• _Given instruction_
Decide whether each statement below agrees with the excerpt on paintings of Judith and violence against women. Answer yes or no and quote the deciding words. 1. In the Christofano Allori painting, Abra looks at Judith. 2. Gustav Klimt's portrait shows Judith in the act of violence. 3. Susan Brownmiller said rape would decrease if there were more women cops.

• _Extract_

————

The famous Caravaggio painting is a useful starting place.  Also useful is the Christofano Allori painting, with Judith fully robed, carrying around a head, as another woman (her loyal if slightly reluctant maid, Abra) looks on.  Judith looks at us; Abra looks at Judith.  One senses that the two women are having two different experiences of the same event; different points of view are useful.  The Michelangelo screen is equally provocative, again with men and women looking at the same thing, seeing two different things.  The actual act of violence, captured by Artemesia Gentelischi, again shows one woman acting, another―with horror and compassion―observing.  Gustav Klimt’s portrait of Judith at peace, holding the head of a man, has to put fear and comfort (both, not either) in the hearts, differently, of men and women.  With one breast bared, there is not the least suggestion of sexual excitement in the violence, even though this topic is clearly in the minds of most who listen to an ordinary sermon.

I have often been moved by the argument made by Susan Brownmiller, early in the anti-rape movement.  She said that rape would decrease if we got more women cops, not just because they would be more kind to women victims, but also because women carrying guns would give women the power they needed to be less victimized.  Likewise in domestic violence.  I have often argued for bodybuilding in women who are being abused.  I know that is crazy and that strength in women might just get them killed.  We will never be as strong as men.  But we could be stronger.

————

• _Material supplied_

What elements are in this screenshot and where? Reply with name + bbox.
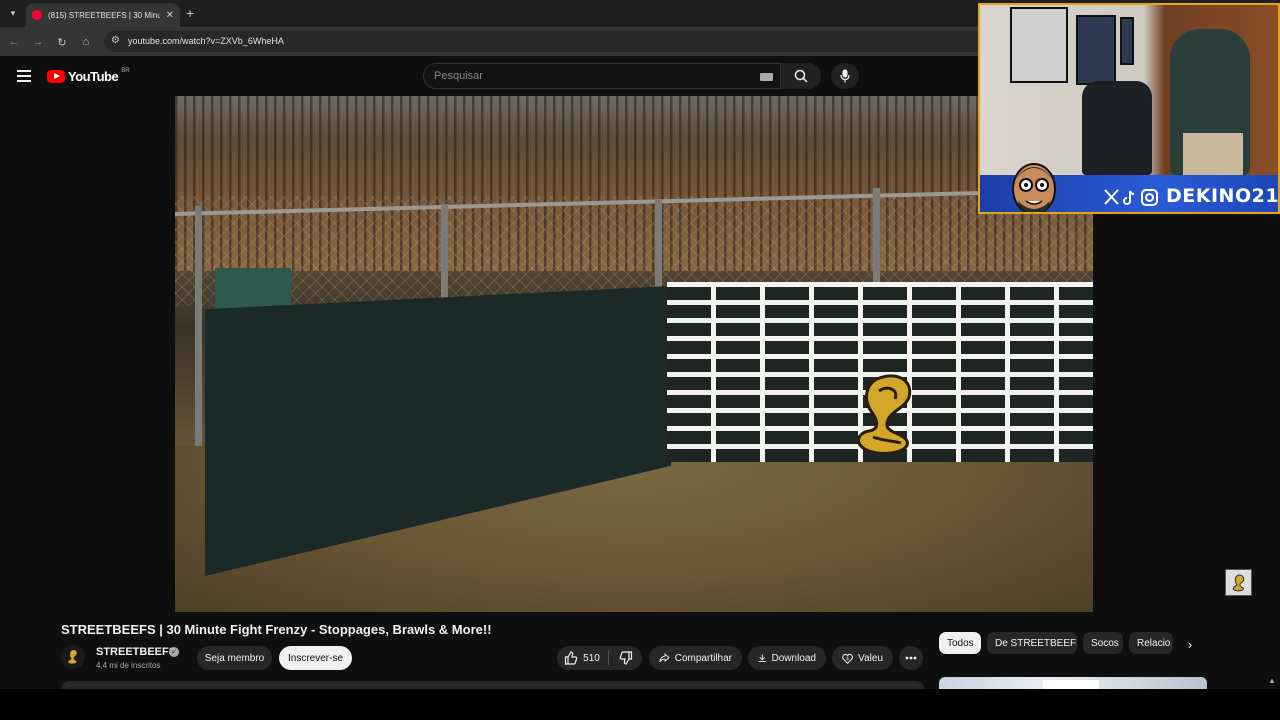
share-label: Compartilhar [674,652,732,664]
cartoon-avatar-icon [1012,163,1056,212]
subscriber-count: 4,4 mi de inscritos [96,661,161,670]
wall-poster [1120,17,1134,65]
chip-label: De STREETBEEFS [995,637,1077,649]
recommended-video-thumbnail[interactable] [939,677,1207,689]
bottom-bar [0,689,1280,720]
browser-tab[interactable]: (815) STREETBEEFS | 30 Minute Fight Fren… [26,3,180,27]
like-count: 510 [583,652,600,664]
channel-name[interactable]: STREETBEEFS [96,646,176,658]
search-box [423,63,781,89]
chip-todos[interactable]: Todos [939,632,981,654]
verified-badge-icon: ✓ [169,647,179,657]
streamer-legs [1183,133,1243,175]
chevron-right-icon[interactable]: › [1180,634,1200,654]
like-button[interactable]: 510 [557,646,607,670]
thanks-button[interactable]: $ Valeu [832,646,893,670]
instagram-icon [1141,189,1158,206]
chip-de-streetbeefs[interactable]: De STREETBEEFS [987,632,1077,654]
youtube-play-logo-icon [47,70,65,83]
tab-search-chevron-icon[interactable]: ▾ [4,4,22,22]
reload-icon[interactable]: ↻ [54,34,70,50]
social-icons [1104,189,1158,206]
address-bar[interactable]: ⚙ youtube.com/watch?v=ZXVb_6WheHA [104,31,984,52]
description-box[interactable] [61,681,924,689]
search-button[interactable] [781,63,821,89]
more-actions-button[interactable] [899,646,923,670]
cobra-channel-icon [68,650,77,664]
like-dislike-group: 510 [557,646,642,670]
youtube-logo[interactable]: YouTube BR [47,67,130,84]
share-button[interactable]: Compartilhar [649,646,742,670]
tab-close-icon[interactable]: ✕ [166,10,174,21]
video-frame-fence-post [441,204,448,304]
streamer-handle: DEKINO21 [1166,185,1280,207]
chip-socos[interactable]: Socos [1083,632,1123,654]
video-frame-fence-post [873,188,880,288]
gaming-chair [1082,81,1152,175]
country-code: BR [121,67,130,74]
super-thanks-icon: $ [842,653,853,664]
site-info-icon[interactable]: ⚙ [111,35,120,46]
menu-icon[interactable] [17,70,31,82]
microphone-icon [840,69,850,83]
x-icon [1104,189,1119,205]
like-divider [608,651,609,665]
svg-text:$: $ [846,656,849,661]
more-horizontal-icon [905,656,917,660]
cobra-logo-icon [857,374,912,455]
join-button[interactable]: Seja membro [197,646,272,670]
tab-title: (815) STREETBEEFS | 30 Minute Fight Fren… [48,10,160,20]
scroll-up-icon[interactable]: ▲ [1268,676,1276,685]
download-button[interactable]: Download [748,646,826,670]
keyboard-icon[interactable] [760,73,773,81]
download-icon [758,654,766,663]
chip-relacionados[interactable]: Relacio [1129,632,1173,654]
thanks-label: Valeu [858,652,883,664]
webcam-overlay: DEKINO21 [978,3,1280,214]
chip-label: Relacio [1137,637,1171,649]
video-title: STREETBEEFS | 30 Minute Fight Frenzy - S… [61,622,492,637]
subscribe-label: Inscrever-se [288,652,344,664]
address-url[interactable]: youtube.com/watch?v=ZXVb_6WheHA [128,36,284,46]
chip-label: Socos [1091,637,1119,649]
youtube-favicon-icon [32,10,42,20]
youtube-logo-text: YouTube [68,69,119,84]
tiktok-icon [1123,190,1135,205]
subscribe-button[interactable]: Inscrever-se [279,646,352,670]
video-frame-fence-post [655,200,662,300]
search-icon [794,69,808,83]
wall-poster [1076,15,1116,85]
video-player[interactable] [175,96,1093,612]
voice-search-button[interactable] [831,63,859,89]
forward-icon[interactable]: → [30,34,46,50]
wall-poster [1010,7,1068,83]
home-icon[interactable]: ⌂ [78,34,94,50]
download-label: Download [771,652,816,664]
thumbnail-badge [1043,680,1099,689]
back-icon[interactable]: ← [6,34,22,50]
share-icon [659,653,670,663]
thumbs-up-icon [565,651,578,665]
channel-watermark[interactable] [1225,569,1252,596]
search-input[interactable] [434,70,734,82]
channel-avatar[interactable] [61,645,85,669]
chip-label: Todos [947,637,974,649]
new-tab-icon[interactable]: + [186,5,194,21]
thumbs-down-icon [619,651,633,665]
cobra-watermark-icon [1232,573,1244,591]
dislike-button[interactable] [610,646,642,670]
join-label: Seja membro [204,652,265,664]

————

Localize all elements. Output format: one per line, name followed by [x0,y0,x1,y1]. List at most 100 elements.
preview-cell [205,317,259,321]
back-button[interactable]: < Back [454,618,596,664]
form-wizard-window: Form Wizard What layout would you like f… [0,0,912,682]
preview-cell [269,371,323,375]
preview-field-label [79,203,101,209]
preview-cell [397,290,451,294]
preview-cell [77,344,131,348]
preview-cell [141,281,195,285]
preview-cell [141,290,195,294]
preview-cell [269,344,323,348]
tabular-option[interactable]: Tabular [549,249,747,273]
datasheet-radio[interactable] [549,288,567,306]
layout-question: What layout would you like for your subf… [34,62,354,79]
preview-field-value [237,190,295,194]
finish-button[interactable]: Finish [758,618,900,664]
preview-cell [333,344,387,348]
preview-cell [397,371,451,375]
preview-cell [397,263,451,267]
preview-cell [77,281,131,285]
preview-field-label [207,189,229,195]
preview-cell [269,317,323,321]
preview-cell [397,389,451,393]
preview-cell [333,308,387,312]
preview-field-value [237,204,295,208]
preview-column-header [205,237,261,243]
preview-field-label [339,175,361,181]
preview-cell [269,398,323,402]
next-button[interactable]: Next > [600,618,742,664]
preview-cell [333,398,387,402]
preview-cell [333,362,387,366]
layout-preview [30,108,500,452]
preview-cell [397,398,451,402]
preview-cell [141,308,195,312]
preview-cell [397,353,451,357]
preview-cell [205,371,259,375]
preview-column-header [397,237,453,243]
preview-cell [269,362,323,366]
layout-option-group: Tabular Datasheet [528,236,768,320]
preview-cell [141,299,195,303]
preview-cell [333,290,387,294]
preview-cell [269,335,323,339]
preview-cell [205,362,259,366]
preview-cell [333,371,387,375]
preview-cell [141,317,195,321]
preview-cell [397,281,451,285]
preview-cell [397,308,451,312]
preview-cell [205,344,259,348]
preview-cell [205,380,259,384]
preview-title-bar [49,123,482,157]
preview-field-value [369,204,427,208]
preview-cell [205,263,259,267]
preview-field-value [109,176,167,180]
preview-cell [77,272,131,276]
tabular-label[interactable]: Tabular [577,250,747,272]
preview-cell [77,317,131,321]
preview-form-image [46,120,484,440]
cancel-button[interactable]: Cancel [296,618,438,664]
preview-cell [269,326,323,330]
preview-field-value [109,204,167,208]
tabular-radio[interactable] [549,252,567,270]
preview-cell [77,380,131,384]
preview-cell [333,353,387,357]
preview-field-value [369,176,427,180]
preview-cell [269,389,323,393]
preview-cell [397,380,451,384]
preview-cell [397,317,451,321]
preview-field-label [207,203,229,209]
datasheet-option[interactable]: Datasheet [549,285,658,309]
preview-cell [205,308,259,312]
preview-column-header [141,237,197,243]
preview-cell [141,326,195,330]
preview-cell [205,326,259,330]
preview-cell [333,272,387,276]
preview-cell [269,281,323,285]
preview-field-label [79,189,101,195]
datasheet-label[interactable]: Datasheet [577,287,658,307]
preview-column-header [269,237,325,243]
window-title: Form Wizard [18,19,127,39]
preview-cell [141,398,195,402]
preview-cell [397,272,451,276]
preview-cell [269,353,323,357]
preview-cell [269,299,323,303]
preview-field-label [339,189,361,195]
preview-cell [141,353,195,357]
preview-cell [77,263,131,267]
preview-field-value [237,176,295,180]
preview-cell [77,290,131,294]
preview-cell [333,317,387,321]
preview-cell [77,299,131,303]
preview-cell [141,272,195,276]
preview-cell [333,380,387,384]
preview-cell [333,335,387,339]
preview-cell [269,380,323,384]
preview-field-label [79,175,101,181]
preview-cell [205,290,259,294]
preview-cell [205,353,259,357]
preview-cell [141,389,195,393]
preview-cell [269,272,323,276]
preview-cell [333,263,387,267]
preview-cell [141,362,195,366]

————

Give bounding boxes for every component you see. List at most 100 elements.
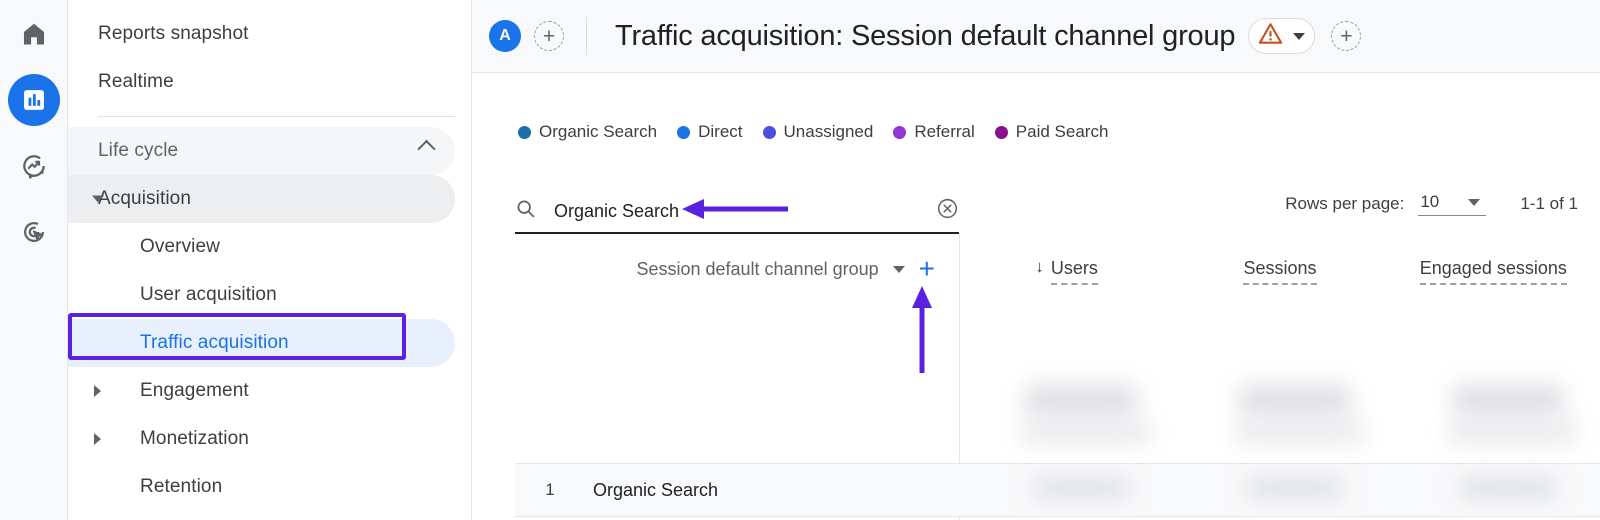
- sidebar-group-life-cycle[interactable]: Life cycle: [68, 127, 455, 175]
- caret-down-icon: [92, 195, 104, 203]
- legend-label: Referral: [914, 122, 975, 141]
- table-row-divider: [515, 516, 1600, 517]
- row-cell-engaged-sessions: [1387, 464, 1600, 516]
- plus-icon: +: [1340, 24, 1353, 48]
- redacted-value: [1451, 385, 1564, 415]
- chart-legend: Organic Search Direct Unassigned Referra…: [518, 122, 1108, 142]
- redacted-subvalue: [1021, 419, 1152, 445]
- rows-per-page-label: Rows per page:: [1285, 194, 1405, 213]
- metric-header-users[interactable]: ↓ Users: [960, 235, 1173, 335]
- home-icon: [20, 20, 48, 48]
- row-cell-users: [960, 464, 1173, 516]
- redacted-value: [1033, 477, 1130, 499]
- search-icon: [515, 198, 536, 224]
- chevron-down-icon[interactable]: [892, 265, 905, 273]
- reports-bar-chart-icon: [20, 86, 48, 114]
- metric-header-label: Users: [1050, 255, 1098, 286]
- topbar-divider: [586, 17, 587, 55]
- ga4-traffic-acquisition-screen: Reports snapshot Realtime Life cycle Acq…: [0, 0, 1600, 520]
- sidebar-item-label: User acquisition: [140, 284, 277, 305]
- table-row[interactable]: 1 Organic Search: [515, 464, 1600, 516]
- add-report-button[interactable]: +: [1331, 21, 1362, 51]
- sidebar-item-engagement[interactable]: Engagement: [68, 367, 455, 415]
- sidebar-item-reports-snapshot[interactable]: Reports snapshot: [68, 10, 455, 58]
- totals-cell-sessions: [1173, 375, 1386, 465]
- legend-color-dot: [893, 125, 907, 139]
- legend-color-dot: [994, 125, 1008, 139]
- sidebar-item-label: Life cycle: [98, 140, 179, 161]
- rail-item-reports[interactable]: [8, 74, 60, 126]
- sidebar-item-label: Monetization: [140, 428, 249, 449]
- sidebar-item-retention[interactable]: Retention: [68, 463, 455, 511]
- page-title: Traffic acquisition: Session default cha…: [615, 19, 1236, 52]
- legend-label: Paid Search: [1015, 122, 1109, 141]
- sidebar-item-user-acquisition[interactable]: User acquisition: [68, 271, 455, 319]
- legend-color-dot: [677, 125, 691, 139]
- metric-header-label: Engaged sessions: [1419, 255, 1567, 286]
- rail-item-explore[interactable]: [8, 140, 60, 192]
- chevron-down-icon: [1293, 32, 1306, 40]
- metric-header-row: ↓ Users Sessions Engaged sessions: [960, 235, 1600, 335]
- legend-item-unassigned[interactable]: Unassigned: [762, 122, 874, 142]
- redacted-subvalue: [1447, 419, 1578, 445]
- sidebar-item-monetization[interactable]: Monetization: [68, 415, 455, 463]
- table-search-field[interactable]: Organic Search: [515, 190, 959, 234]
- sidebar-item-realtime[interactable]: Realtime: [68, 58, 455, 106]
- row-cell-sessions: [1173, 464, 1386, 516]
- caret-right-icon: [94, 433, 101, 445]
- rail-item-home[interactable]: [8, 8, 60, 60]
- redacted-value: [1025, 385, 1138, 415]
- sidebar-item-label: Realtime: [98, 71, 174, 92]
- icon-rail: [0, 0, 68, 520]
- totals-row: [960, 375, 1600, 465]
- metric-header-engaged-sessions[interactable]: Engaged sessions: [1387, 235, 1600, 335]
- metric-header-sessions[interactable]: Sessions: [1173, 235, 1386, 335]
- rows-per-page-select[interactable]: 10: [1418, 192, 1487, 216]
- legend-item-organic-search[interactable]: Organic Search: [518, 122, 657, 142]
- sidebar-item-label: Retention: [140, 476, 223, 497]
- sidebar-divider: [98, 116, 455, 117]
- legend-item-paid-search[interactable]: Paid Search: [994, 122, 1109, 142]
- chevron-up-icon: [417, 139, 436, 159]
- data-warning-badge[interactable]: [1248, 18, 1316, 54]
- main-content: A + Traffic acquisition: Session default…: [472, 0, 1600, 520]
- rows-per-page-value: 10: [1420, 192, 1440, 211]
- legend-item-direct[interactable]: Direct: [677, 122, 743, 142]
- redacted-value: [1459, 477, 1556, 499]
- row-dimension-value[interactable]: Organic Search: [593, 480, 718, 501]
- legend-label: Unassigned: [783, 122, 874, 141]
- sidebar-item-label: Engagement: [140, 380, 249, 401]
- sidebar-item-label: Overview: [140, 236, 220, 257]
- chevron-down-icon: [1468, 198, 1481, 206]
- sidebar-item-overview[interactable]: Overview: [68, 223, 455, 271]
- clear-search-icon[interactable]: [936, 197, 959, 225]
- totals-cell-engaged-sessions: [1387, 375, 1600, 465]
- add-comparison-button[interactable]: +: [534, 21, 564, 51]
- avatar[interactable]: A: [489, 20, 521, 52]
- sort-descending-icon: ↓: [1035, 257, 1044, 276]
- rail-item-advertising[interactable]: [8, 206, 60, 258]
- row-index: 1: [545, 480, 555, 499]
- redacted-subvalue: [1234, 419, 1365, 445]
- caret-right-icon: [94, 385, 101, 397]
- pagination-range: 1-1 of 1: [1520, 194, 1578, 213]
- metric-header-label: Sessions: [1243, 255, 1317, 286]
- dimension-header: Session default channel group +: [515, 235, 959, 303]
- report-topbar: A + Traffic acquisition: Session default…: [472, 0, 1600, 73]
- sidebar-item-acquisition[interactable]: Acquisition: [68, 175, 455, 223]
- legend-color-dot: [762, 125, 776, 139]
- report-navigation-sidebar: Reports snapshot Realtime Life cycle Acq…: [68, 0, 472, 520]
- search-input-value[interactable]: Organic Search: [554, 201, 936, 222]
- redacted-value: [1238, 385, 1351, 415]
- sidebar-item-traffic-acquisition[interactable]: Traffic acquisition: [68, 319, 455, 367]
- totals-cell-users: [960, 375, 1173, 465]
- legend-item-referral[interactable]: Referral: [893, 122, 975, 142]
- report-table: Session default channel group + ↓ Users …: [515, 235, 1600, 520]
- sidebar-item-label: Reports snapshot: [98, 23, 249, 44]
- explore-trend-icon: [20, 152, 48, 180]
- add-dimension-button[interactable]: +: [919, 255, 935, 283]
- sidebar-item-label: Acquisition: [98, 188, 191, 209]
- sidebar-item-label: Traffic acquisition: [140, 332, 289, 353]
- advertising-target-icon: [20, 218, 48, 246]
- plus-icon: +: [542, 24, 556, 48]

————

• _Response for this exercise_
1. Yes: "Judith looks at us; Abra looks at Judith."
2. No: "Gustav Klimt’s portrait of Judith at peace, holding the head of a man"
3. Yes: "She said that rape would decrease if we got more women cops"